▸ **INPUT**:

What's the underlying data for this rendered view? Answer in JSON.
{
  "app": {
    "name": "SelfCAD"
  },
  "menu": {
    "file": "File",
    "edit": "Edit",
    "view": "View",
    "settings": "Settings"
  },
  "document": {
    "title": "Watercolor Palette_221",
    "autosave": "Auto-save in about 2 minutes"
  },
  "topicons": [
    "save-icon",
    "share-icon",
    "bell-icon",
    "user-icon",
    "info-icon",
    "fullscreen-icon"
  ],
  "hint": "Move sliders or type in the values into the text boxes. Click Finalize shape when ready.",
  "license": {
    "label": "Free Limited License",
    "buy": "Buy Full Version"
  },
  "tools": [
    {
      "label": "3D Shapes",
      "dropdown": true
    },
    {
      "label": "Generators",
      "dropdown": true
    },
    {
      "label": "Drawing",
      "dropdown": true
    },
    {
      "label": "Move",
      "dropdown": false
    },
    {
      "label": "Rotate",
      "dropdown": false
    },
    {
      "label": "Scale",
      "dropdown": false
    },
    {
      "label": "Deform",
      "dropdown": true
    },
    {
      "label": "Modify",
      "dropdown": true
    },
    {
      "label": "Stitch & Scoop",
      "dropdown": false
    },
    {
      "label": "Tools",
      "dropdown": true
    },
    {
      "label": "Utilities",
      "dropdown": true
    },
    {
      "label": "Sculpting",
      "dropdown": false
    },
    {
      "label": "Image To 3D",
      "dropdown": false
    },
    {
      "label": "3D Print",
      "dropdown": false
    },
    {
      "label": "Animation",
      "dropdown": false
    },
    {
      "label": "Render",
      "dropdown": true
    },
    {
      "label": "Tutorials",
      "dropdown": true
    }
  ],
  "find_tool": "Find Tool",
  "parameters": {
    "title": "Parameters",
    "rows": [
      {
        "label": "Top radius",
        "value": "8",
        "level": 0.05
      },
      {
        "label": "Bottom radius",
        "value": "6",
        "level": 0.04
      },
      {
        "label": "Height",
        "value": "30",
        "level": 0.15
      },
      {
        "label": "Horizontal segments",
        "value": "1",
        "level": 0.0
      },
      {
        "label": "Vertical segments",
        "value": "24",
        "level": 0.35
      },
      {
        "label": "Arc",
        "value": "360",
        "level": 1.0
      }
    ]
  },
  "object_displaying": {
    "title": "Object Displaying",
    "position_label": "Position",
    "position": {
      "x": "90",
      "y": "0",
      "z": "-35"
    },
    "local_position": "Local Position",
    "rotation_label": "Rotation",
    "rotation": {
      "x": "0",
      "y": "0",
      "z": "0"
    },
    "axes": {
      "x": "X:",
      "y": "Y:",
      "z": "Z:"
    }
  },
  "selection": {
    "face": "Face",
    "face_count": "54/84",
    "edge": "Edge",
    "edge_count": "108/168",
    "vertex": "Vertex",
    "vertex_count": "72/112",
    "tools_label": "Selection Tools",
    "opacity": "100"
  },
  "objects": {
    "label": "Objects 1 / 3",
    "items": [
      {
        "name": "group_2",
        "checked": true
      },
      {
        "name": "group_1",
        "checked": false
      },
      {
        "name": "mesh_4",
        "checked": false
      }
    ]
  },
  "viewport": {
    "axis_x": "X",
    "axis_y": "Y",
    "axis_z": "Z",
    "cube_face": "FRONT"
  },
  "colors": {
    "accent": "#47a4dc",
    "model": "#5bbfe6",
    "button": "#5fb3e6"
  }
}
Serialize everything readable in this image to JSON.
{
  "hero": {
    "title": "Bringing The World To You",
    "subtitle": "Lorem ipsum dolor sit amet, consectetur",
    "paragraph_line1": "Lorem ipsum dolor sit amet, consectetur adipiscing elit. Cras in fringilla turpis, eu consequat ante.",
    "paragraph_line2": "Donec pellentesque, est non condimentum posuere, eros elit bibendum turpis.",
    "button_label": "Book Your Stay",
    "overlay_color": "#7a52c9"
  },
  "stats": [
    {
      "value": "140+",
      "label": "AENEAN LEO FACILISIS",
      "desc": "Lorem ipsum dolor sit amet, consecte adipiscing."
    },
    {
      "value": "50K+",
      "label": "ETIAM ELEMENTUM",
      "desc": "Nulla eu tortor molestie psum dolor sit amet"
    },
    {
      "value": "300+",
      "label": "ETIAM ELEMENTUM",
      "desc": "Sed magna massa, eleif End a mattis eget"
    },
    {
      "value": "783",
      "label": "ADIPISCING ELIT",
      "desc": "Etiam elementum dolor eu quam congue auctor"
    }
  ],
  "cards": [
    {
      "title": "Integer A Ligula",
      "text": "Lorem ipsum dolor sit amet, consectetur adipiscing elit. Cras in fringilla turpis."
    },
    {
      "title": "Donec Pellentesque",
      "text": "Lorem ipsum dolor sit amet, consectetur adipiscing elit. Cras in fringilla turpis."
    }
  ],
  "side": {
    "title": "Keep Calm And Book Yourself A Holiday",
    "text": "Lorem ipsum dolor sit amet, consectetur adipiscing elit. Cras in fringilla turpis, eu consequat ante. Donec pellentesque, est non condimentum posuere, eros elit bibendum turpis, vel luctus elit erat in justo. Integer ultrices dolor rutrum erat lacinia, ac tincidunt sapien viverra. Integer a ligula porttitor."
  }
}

---

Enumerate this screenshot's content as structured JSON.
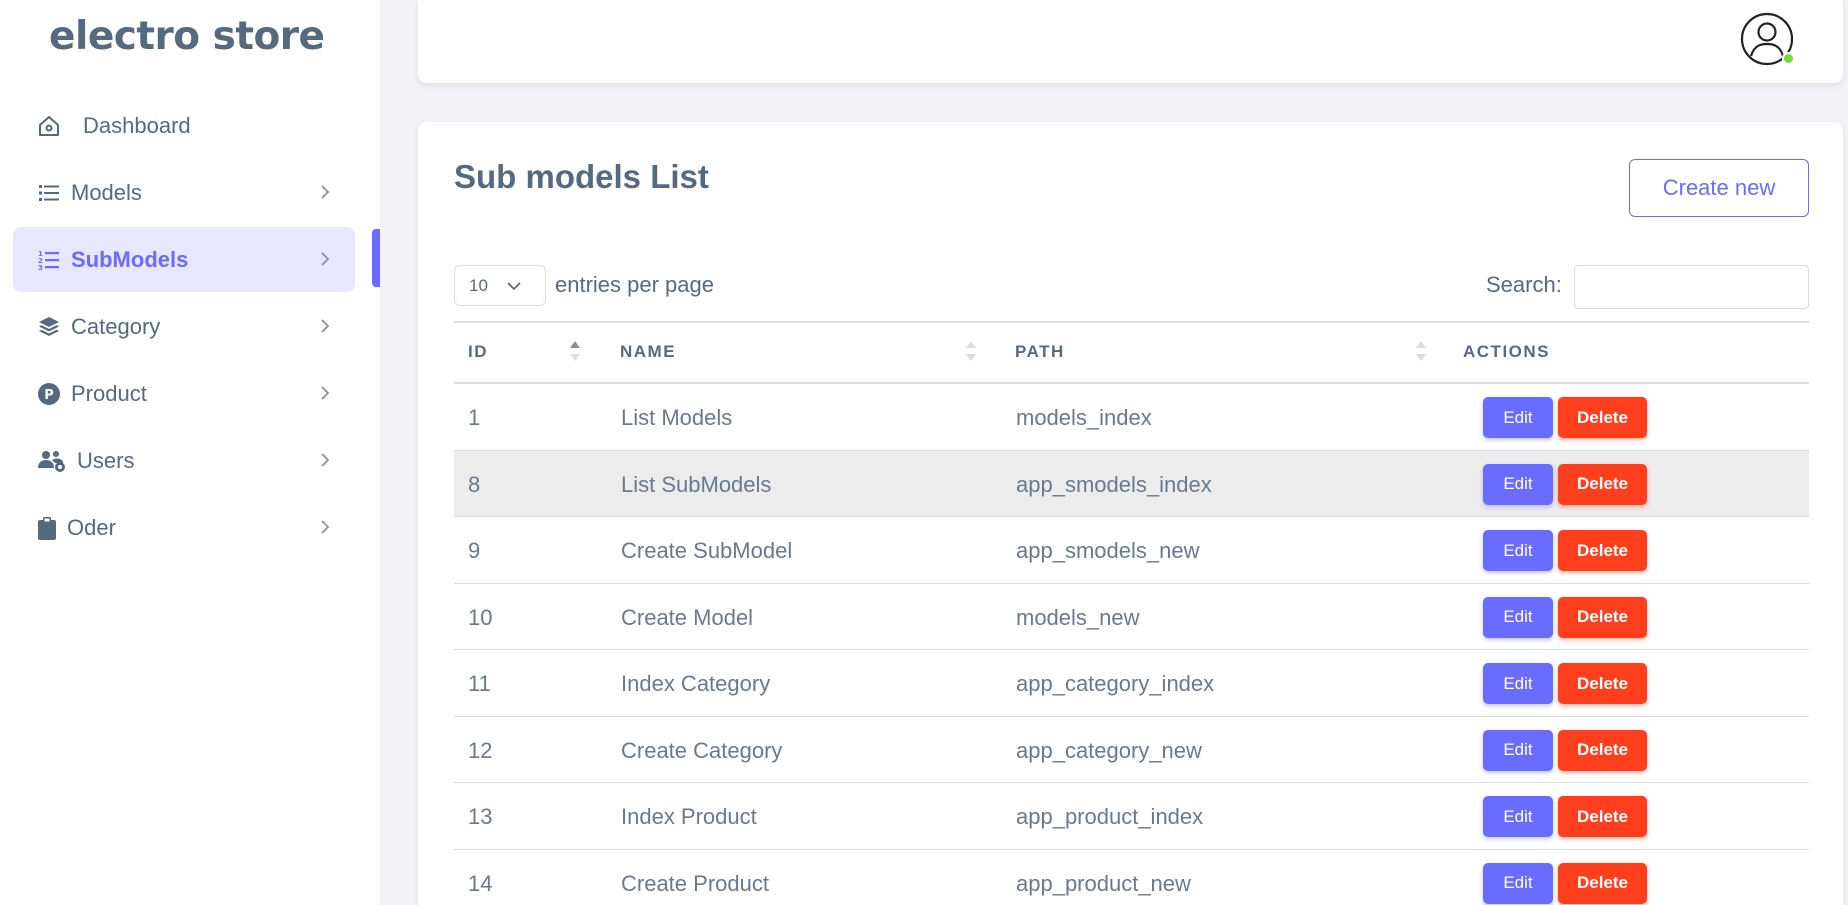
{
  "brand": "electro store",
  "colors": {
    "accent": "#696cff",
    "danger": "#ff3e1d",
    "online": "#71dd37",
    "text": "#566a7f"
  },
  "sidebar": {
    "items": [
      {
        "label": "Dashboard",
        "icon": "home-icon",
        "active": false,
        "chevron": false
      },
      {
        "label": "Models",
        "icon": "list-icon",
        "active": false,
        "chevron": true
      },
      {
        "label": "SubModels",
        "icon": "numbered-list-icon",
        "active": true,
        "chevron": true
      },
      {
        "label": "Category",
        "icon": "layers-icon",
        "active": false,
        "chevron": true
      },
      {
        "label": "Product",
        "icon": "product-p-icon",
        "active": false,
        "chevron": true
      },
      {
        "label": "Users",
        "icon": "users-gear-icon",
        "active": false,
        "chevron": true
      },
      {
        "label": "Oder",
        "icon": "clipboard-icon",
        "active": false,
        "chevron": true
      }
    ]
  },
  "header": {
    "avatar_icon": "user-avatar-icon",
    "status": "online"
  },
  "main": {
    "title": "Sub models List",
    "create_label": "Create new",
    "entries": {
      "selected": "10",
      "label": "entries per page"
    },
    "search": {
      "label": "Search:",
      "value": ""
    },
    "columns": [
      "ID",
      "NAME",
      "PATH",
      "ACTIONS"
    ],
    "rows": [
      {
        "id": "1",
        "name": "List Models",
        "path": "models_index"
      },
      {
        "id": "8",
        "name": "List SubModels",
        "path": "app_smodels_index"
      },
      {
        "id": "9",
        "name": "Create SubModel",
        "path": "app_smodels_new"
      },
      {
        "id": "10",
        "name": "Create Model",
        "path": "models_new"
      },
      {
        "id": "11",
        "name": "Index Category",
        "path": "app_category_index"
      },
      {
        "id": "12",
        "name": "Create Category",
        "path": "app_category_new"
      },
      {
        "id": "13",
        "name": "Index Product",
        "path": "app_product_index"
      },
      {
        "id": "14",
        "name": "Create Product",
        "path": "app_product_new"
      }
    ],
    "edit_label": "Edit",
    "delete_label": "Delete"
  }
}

...

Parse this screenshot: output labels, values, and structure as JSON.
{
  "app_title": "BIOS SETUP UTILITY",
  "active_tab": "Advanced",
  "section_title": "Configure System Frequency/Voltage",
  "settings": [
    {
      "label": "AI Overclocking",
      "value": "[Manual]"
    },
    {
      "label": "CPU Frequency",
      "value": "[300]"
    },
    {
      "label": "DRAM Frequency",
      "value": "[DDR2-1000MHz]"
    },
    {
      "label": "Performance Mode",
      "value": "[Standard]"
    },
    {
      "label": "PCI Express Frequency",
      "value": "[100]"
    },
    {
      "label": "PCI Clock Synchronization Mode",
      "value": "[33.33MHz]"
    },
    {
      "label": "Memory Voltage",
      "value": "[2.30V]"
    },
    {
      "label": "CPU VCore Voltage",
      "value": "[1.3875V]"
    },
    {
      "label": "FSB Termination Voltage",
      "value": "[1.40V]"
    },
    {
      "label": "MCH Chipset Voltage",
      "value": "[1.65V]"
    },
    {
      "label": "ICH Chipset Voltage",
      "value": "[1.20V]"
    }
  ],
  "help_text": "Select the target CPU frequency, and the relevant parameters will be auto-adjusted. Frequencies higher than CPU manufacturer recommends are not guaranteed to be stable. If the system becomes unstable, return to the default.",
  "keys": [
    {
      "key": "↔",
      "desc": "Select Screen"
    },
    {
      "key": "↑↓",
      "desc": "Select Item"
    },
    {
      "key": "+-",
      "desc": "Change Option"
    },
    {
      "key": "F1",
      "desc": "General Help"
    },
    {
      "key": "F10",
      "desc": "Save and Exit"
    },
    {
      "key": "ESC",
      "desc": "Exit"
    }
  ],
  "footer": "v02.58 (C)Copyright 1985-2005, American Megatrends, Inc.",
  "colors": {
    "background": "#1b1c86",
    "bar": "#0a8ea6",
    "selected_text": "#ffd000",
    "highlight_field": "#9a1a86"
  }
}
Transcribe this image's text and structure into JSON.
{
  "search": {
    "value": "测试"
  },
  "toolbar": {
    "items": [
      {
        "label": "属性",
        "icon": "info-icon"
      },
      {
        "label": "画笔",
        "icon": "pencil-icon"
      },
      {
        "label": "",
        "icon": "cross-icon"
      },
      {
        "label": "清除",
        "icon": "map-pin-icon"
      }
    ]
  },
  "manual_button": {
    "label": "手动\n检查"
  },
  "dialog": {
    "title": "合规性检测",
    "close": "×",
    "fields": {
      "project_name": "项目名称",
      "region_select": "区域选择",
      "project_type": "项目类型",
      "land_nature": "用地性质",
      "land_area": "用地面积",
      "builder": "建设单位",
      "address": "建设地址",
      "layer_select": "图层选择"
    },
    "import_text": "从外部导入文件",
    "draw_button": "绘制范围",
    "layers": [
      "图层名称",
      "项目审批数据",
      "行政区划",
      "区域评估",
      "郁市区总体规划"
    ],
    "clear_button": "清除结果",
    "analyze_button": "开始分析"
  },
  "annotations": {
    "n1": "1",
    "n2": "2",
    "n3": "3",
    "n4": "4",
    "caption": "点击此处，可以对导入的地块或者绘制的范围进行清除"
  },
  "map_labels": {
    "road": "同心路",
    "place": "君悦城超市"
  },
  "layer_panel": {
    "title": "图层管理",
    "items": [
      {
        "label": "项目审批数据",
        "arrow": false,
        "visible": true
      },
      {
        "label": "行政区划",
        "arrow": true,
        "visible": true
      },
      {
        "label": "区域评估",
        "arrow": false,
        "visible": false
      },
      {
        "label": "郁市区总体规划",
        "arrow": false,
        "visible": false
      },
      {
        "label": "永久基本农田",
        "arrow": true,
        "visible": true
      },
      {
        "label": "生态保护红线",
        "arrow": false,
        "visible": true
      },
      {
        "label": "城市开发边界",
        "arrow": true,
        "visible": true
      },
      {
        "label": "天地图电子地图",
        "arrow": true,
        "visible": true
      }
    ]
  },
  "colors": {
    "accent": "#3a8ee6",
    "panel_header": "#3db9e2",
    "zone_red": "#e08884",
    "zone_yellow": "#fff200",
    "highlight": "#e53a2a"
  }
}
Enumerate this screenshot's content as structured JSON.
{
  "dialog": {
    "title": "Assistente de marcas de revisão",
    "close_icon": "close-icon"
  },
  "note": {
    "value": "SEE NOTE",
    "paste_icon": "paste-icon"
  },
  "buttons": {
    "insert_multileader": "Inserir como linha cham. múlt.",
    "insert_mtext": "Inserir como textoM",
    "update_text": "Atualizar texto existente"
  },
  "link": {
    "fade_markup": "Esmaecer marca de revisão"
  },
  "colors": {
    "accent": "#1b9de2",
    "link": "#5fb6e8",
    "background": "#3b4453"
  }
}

▸ **TASK DESCRIPTION**: Using the records above, gather all lines where the string "Create" is present.

▸ **SOLUTION TO THE EXERCISE**:
    "create_label": "Create new",
        "name": "Create SubModel",
        "name": "Create Model",
        "name": "Create Category",
        "name": "Create Product",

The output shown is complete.